- [THE PROBLEM]:
Copy every line of the items below exactly as they appear, leaving out the pictures.

[Page element annotations]

◆ ◆ ◆ ◆

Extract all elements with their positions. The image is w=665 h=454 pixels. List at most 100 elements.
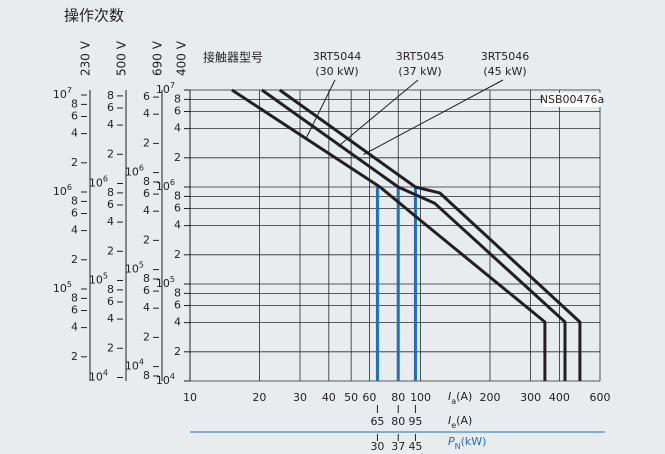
legend-name: 3RT5045 xyxy=(396,50,445,63)
tick-base: 10 xyxy=(125,360,139,373)
axis-tick-label: 6 xyxy=(143,284,150,297)
x-tick-label: 200 xyxy=(479,391,500,404)
x-tick-label: 600 xyxy=(590,391,611,404)
y-tick-label: 2 xyxy=(174,345,181,358)
ie-axis-title: Ie(A) xyxy=(448,414,472,430)
x-tick-label: 50 xyxy=(344,391,358,404)
axis-tick-label: 4 xyxy=(71,224,78,237)
y-tick-label: 6 xyxy=(174,299,181,312)
axis-tick-label: 4 xyxy=(107,215,114,228)
axis-tick-label: 6 xyxy=(107,101,114,114)
axis-tick-label: 106 xyxy=(125,163,144,179)
y-tick-label: 8 xyxy=(174,286,181,299)
axis-tick-label: 2 xyxy=(107,244,114,257)
y-tick-label: 4 xyxy=(174,122,181,135)
legend-title: 接触器型号 xyxy=(203,50,263,65)
axis-tick-label: 8 xyxy=(107,283,114,296)
x-tick-label: 400 xyxy=(549,391,570,404)
axis-tick-label: 4 xyxy=(71,127,78,140)
tick-exponent: 5 xyxy=(139,260,144,269)
tick-exponent: 6 xyxy=(67,182,72,191)
tick-base: 10 xyxy=(53,88,67,101)
y-tick-label: 104 xyxy=(156,372,175,388)
y-tick-label: 6 xyxy=(174,202,181,215)
axis-tick-label: 8 xyxy=(143,369,150,382)
legend-name: 3RT5044 xyxy=(313,50,362,63)
callout xyxy=(363,79,504,155)
pn-axis-title: PN(kW) xyxy=(448,435,486,451)
axis-tick-label: 106 xyxy=(53,182,72,198)
legend-note: (45 kW) xyxy=(483,65,526,78)
unit: (A) xyxy=(456,390,472,403)
axis-tick-label: 8 xyxy=(107,186,114,199)
axis-tick-label: 6 xyxy=(107,198,114,211)
symbol: I xyxy=(448,414,451,427)
tick-base: 10 xyxy=(156,83,170,96)
tick-base: 10 xyxy=(89,176,103,189)
axis-tick-label: 2 xyxy=(107,341,114,354)
tick-base: 10 xyxy=(156,374,170,387)
axis-tick-label: 106 xyxy=(89,174,108,190)
axis-tick-label: 105 xyxy=(53,279,72,295)
tick-exponent: 7 xyxy=(67,85,72,94)
y-tick-label: 4 xyxy=(174,219,181,232)
axis-tick-label: 8 xyxy=(71,97,78,110)
axis-tick-label: 2 xyxy=(107,147,114,160)
tick-base: 10 xyxy=(89,273,103,286)
symbol: I xyxy=(448,390,451,403)
y-tick-label: 6 xyxy=(174,105,181,118)
axis-tick-label: 8 xyxy=(71,194,78,207)
ie-label: 80 xyxy=(391,415,405,428)
callout xyxy=(305,79,336,139)
x-tick-label: 30 xyxy=(293,391,307,404)
subscript: a xyxy=(451,397,456,406)
axis-tick-label: 104 xyxy=(89,368,108,384)
y-tick-label: 8 xyxy=(174,189,181,202)
chart-title: 操作次数 xyxy=(64,7,124,25)
axis-tick-label: 105 xyxy=(89,271,108,287)
axis-tick-label: 4 xyxy=(71,321,78,334)
tick-exponent: 5 xyxy=(67,279,72,288)
symbol: P xyxy=(448,435,455,448)
axis-tick-label: 6 xyxy=(107,295,114,308)
axis-title: 500 V xyxy=(115,40,129,76)
x-tick-label: 60 xyxy=(362,391,376,404)
subscript: N xyxy=(455,442,461,451)
axis-tick-label: 6 xyxy=(71,207,78,220)
axis-title: 690 V xyxy=(151,40,165,76)
code-box xyxy=(543,93,601,107)
legend-note: (37 kW) xyxy=(398,65,441,78)
axis-tick-label: 104 xyxy=(125,357,144,373)
tick-exponent: 5 xyxy=(103,271,108,280)
axis-tick-label: 2 xyxy=(71,156,78,169)
axis-tick-label: 4 xyxy=(107,312,114,325)
tick-exponent: 6 xyxy=(170,178,175,187)
y-tick-label: 105 xyxy=(156,275,175,291)
tick-base: 10 xyxy=(125,263,139,276)
axis-tick-label: 2 xyxy=(143,233,150,246)
pn-label: 30 xyxy=(370,440,384,453)
x-tick-label: 100 xyxy=(410,391,431,404)
y-tick-label: 2 xyxy=(174,248,181,261)
x-tick-label: 40 xyxy=(322,391,336,404)
axis-tick-label: 4 xyxy=(107,118,114,131)
axis-tick-label: 4 xyxy=(143,301,150,314)
axis-tick-label: 6 xyxy=(71,110,78,123)
axis-tick-label: 107 xyxy=(53,85,72,101)
x-tick-label: 300 xyxy=(520,391,541,404)
tick-exponent: 4 xyxy=(103,368,108,377)
unit: (kW) xyxy=(461,435,487,448)
tick-base: 10 xyxy=(156,277,170,290)
tick-exponent: 4 xyxy=(170,372,175,381)
axis-title: 230 V xyxy=(79,40,93,76)
axis-tick-label: 6 xyxy=(71,304,78,317)
curve xyxy=(278,88,582,381)
axis-tick-label: 2 xyxy=(71,350,78,363)
x-tick-label: 20 xyxy=(252,391,266,404)
y-tick-label: 4 xyxy=(174,316,181,329)
curve xyxy=(261,88,567,381)
tick-exponent: 6 xyxy=(139,163,144,172)
y-tick-label: 106 xyxy=(156,178,175,194)
code: NSB00476a xyxy=(540,93,605,106)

◆ ◆ ◆ ◆

- [REPLY]:
Extract all elements with their positions. The image is w=665 h=454 pixels. List at most 100 elements.
legend-name: 3RT5045 xyxy=(396,50,445,63)
tick-base: 10 xyxy=(125,360,139,373)
axis-tick-label: 6 xyxy=(143,284,150,297)
x-tick-label: 200 xyxy=(479,391,500,404)
x-tick-label: 600 xyxy=(590,391,611,404)
y-tick-label: 2 xyxy=(174,345,181,358)
ie-axis-title: Ie(A) xyxy=(448,414,472,430)
x-tick-label: 50 xyxy=(344,391,358,404)
axis-tick-label: 4 xyxy=(71,224,78,237)
y-tick-label: 6 xyxy=(174,299,181,312)
axis-tick-label: 4 xyxy=(107,215,114,228)
axis-tick-label: 6 xyxy=(107,101,114,114)
axis-tick-label: 106 xyxy=(125,163,144,179)
y-tick-label: 8 xyxy=(174,286,181,299)
axis-tick-label: 2 xyxy=(107,244,114,257)
y-tick-label: 4 xyxy=(174,122,181,135)
legend-title: 接触器型号 xyxy=(203,50,263,65)
axis-tick-label: 8 xyxy=(107,283,114,296)
x-tick-label: 400 xyxy=(549,391,570,404)
axis-tick-label: 4 xyxy=(71,127,78,140)
tick-exponent: 5 xyxy=(139,260,144,269)
tick-exponent: 6 xyxy=(67,182,72,191)
tick-base: 10 xyxy=(53,88,67,101)
y-tick-label: 104 xyxy=(156,372,175,388)
y-tick-label: 6 xyxy=(174,202,181,215)
axis-tick-label: 8 xyxy=(143,369,150,382)
legend-name: 3RT5044 xyxy=(313,50,362,63)
callout xyxy=(363,79,504,155)
pn-axis-title: PN(kW) xyxy=(448,435,486,451)
axis-tick-label: 106 xyxy=(53,182,72,198)
legend-note: (45 kW) xyxy=(483,65,526,78)
unit: (A) xyxy=(456,390,472,403)
axis-tick-label: 8 xyxy=(107,186,114,199)
axis-tick-label: 6 xyxy=(107,198,114,211)
symbol: I xyxy=(448,414,451,427)
tick-base: 10 xyxy=(156,83,170,96)
tick-base: 10 xyxy=(89,176,103,189)
axis-tick-label: 2 xyxy=(107,341,114,354)
tick-base: 10 xyxy=(156,374,170,387)
axis-tick-label: 106 xyxy=(89,174,108,190)
axis-tick-label: 105 xyxy=(53,279,72,295)
tick-exponent: 7 xyxy=(67,85,72,94)
y-tick-label: 4 xyxy=(174,219,181,232)
axis-tick-label: 8 xyxy=(71,97,78,110)
axis-tick-label: 2 xyxy=(107,147,114,160)
tick-base: 10 xyxy=(89,273,103,286)
symbol: I xyxy=(448,390,451,403)
y-tick-label: 6 xyxy=(174,105,181,118)
axis-tick-label: 8 xyxy=(71,194,78,207)
ie-label: 80 xyxy=(391,415,405,428)
callout xyxy=(305,79,336,139)
x-tick-label: 30 xyxy=(293,391,307,404)
subscript: a xyxy=(451,397,456,406)
axis-tick-label: 104 xyxy=(89,368,108,384)
y-tick-label: 8 xyxy=(174,189,181,202)
chart-title: 操作次数 xyxy=(64,7,124,25)
axis-tick-label: 105 xyxy=(89,271,108,287)
axis-tick-label: 4 xyxy=(71,321,78,334)
tick-exponent: 5 xyxy=(67,279,72,288)
symbol: P xyxy=(448,435,455,448)
axis-tick-label: 6 xyxy=(107,295,114,308)
axis-title: 500 V xyxy=(115,40,129,76)
x-tick-label: 60 xyxy=(362,391,376,404)
subscript: N xyxy=(455,442,461,451)
axis-tick-label: 6 xyxy=(71,207,78,220)
axis-title: 690 V xyxy=(151,40,165,76)
code-box xyxy=(543,93,601,107)
legend-note: (37 kW) xyxy=(398,65,441,78)
axis-tick-label: 104 xyxy=(125,357,144,373)
tick-exponent: 5 xyxy=(103,271,108,280)
axis-tick-label: 2 xyxy=(71,156,78,169)
axis-tick-label: 4 xyxy=(107,312,114,325)
tick-exponent: 6 xyxy=(170,178,175,187)
y-tick-label: 105 xyxy=(156,275,175,291)
tick-base: 10 xyxy=(125,263,139,276)
axis-tick-label: 2 xyxy=(143,233,150,246)
pn-label: 30 xyxy=(370,440,384,453)
x-tick-label: 100 xyxy=(410,391,431,404)
y-tick-label: 2 xyxy=(174,248,181,261)
x-tick-label: 40 xyxy=(322,391,336,404)
axis-tick-label: 4 xyxy=(107,118,114,131)
axis-tick-label: 4 xyxy=(143,301,150,314)
axis-tick-label: 6 xyxy=(71,110,78,123)
axis-tick-label: 107 xyxy=(53,85,72,101)
x-tick-label: 300 xyxy=(520,391,541,404)
tick-exponent: 4 xyxy=(103,368,108,377)
unit: (kW) xyxy=(461,435,487,448)
tick-base: 10 xyxy=(156,277,170,290)
tick-exponent: 4 xyxy=(170,372,175,381)
axis-title: 230 V xyxy=(79,40,93,76)
axis-tick-label: 6 xyxy=(71,304,78,317)
curve xyxy=(278,88,582,381)
axis-tick-label: 2 xyxy=(71,350,78,363)
x-tick-label: 20 xyxy=(252,391,266,404)
y-tick-label: 4 xyxy=(174,316,181,329)
curve xyxy=(261,88,567,381)
tick-exponent: 6 xyxy=(139,163,144,172)
y-tick-label: 106 xyxy=(156,178,175,194)
code: NSB00476a xyxy=(540,93,605,106)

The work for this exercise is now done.